### WHAT IS NEEDED
Every entry must be echoed exactly.

### Stored data
# # #

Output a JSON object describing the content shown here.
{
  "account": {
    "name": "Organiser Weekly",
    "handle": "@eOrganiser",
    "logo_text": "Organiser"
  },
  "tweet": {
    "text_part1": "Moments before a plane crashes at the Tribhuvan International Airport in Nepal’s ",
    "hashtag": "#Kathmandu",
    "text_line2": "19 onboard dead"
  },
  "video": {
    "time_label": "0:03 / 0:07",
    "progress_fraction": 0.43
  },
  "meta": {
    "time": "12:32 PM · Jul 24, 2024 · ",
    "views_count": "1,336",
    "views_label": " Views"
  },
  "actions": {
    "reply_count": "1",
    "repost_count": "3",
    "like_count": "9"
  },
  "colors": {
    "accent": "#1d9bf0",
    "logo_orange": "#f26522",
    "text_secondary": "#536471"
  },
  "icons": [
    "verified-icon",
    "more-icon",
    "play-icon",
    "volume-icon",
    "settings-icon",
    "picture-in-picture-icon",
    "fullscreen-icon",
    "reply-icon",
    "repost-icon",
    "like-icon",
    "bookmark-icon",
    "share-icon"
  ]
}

# # #

### OUTPUT BELOW
Output a JSON object describing the content shown here.
{
  "account": {
    "name": "Organiser Weekly",
    "handle": "@eOrganiser",
    "logo_text": "Organiser"
  },
  "tweet": {
    "text_part1": "Moments before a plane crashes at the Tribhuvan International Airport in Nepal’s ",
    "hashtag": "#Kathmandu",
    "text_line2": "19 onboard dead"
  },
  "video": {
    "time_label": "0:03 / 0:07",
    "progress_fraction": 0.43
  },
  "meta": {
    "time": "12:32 PM · Jul 24, 2024 · ",
    "views_count": "1,336",
    "views_label": " Views"
  },
  "actions": {
    "reply_count": "1",
    "repost_count": "3",
    "like_count": "9"
  },
  "colors": {
    "accent": "#1d9bf0",
    "logo_orange": "#f26522",
    "text_secondary": "#536471"
  },
  "icons": [
    "verified-icon",
    "more-icon",
    "play-icon",
    "volume-icon",
    "settings-icon",
    "picture-in-picture-icon",
    "fullscreen-icon",
    "reply-icon",
    "repost-icon",
    "like-icon",
    "bookmark-icon",
    "share-icon"
  ]
}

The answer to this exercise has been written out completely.